--- begin ---
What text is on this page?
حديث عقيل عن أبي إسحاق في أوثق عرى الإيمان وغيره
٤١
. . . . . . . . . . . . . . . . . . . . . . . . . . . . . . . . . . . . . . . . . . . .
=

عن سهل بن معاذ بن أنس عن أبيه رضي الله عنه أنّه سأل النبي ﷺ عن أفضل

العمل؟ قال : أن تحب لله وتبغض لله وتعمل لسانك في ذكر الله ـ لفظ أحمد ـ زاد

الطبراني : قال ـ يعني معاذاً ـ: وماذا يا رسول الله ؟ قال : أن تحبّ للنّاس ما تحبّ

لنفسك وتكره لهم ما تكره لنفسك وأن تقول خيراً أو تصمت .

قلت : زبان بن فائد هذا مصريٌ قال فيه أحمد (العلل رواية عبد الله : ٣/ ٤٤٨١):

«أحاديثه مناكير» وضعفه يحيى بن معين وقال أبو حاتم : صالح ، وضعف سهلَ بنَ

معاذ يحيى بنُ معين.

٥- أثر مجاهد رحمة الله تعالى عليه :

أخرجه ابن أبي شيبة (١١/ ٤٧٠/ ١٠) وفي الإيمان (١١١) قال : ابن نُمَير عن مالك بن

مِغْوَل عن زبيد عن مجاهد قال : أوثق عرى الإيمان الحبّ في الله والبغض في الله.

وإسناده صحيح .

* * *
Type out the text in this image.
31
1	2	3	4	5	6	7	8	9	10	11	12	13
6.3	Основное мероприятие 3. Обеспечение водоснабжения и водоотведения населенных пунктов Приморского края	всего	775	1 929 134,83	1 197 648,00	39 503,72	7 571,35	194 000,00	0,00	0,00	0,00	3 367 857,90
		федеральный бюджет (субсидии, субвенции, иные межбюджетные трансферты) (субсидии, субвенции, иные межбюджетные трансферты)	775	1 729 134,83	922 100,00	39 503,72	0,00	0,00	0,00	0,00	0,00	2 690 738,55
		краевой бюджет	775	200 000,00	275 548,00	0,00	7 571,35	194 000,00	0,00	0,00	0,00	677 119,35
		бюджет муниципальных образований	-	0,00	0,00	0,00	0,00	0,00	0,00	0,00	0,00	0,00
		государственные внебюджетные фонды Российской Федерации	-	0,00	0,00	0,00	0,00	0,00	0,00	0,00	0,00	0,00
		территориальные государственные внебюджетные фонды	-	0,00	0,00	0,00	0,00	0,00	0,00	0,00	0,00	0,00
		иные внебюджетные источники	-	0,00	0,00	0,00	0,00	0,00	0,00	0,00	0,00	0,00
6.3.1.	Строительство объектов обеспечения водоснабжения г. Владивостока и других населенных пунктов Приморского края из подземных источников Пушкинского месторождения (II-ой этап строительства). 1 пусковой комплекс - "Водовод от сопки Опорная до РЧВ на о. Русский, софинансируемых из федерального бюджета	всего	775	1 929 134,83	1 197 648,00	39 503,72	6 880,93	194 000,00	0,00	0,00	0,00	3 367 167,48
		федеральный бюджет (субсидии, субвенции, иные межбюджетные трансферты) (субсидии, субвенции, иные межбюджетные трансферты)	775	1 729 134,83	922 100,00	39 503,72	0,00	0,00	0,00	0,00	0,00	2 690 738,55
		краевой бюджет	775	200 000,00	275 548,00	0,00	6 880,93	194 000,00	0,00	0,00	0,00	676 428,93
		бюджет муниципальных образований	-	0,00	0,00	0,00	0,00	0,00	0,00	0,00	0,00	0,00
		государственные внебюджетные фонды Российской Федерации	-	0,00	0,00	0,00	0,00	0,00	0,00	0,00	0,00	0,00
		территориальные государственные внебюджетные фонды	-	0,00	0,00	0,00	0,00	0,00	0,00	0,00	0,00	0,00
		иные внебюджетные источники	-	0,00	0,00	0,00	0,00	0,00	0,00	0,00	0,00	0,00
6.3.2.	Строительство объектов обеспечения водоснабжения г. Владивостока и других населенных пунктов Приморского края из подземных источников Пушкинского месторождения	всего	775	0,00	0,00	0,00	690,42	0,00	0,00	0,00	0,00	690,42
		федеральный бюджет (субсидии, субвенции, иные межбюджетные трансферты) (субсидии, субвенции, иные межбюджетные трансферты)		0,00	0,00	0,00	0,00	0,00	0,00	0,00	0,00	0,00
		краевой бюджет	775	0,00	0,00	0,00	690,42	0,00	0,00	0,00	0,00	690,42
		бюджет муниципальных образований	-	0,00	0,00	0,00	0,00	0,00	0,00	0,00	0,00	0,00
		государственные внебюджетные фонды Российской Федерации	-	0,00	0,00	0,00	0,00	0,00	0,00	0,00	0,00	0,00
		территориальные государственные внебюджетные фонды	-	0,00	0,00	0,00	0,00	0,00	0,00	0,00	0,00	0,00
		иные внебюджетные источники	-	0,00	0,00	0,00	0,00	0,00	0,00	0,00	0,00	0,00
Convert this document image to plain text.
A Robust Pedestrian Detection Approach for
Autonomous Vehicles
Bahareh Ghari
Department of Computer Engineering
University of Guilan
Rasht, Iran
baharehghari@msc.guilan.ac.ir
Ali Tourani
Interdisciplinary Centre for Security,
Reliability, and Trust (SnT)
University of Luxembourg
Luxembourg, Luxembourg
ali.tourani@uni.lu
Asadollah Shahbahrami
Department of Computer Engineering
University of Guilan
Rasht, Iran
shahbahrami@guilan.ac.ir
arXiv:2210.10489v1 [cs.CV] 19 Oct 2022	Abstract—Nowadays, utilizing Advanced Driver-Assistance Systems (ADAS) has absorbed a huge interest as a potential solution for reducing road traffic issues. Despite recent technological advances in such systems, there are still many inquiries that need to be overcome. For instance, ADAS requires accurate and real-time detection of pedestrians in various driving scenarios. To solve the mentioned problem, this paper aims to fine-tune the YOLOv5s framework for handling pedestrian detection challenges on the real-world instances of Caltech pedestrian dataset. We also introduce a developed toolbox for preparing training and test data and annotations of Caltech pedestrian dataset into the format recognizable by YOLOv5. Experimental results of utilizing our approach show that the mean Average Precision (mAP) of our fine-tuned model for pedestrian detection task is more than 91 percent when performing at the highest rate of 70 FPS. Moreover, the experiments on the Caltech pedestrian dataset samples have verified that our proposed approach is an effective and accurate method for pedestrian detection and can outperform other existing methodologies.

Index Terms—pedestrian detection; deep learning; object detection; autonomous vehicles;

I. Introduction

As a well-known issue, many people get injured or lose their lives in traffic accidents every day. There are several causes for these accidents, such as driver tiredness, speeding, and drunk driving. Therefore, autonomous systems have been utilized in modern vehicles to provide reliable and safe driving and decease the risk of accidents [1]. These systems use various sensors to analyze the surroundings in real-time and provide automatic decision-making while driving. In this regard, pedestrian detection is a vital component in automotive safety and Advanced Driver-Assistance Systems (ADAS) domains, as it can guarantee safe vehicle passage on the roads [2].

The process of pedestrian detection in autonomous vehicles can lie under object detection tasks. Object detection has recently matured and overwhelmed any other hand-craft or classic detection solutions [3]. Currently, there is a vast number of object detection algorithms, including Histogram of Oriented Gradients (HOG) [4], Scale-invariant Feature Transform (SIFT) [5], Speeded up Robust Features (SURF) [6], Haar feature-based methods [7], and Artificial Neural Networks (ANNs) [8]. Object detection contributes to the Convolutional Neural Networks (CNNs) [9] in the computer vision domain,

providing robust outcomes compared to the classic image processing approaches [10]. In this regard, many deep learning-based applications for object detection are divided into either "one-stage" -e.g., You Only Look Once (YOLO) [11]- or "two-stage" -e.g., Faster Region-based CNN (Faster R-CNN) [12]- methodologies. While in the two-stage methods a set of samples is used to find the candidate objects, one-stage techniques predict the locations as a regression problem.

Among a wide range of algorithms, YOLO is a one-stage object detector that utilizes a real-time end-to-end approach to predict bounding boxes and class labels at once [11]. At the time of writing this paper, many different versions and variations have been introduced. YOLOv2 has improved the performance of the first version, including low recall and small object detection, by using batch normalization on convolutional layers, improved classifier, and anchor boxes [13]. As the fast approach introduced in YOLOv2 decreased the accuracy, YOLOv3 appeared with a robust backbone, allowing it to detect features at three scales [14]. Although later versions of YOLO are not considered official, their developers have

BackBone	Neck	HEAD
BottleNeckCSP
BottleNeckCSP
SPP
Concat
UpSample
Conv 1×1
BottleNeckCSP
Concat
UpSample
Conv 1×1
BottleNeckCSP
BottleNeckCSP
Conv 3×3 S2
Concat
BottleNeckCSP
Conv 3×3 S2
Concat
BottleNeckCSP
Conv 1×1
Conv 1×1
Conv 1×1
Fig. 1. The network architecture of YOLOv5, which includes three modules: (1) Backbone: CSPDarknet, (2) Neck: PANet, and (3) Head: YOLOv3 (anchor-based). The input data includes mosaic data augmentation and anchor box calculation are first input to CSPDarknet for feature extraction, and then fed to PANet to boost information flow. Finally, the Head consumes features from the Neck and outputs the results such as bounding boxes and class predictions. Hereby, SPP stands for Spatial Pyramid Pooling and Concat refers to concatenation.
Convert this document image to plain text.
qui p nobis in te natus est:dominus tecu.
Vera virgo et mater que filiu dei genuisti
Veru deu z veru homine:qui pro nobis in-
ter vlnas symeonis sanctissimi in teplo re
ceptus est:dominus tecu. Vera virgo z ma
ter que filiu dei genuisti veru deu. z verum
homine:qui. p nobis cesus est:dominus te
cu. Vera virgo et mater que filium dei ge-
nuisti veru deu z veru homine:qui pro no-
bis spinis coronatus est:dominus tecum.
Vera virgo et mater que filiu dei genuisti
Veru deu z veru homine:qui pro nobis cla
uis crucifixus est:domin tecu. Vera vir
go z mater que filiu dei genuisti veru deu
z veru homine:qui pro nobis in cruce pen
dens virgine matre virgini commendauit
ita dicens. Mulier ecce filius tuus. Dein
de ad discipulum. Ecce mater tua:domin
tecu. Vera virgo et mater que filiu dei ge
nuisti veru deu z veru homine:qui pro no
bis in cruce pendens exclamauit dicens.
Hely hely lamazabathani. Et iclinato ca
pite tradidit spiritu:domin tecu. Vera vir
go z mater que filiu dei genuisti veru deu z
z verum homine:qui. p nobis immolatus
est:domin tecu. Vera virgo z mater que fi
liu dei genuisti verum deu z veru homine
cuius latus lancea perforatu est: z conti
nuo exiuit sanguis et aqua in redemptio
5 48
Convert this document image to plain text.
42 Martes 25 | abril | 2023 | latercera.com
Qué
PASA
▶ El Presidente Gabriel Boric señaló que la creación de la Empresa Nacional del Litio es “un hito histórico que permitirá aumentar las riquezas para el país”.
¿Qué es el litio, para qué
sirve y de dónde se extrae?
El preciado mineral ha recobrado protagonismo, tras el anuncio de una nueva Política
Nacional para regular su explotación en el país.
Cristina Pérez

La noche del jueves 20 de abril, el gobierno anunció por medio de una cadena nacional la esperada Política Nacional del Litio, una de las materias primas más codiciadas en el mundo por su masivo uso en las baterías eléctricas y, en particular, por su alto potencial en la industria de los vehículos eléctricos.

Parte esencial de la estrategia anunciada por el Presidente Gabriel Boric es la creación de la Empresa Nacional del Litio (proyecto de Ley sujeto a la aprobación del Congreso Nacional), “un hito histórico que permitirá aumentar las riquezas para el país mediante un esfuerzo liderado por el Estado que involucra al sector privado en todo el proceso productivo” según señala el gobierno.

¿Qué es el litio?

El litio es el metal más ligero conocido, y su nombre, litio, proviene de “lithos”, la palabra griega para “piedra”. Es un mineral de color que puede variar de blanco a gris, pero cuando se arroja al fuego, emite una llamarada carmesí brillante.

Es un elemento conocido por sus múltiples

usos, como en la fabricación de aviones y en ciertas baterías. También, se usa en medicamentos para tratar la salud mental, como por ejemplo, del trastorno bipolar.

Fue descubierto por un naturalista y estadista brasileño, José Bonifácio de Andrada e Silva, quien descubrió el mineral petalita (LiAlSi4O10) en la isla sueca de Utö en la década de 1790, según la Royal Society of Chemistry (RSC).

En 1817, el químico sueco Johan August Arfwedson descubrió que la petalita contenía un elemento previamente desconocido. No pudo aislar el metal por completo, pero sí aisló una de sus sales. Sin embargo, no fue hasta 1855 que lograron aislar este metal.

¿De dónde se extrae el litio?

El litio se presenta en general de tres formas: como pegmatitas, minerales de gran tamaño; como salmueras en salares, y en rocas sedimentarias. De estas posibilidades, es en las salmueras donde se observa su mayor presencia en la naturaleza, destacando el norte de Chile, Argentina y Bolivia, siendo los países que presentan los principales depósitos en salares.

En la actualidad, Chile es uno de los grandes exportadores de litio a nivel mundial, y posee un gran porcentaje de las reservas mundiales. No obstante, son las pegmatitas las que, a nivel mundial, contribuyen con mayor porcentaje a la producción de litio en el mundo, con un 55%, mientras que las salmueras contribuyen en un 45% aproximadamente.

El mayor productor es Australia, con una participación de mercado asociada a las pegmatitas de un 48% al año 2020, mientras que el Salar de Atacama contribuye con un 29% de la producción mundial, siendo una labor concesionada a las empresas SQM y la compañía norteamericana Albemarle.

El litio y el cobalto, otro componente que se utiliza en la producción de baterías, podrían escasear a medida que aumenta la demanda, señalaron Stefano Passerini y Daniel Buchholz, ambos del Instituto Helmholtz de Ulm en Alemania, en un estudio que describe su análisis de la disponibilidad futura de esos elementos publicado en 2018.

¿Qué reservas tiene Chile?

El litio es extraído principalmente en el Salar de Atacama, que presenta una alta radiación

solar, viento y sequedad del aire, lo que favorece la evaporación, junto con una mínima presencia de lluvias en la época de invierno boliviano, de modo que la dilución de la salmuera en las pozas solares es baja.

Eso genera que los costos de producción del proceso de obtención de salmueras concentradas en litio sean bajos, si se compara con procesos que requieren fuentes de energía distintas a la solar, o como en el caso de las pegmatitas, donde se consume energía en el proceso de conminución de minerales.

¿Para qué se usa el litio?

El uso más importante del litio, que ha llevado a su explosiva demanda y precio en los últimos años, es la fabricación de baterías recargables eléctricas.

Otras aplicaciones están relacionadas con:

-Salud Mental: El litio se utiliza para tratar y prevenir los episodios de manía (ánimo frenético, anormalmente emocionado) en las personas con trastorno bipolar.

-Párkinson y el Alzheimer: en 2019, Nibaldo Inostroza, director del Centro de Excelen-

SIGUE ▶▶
--- end ---
Collect every line from the records above that contains the word "Política".

**REPLY TO THE TASK**
El preciado mineral ha recobrado protagonismo, tras el anuncio de una nueva Política
La noche del jueves 20 de abril, el gobierno anunció por medio de una cadena nacional la esperada Política Nacional del Litio, una de las materias primas más codiciadas en el mundo por su masivo uso en las baterías eléctricas y, en particular, por su alto potencial en la industria de los vehículos eléctricos.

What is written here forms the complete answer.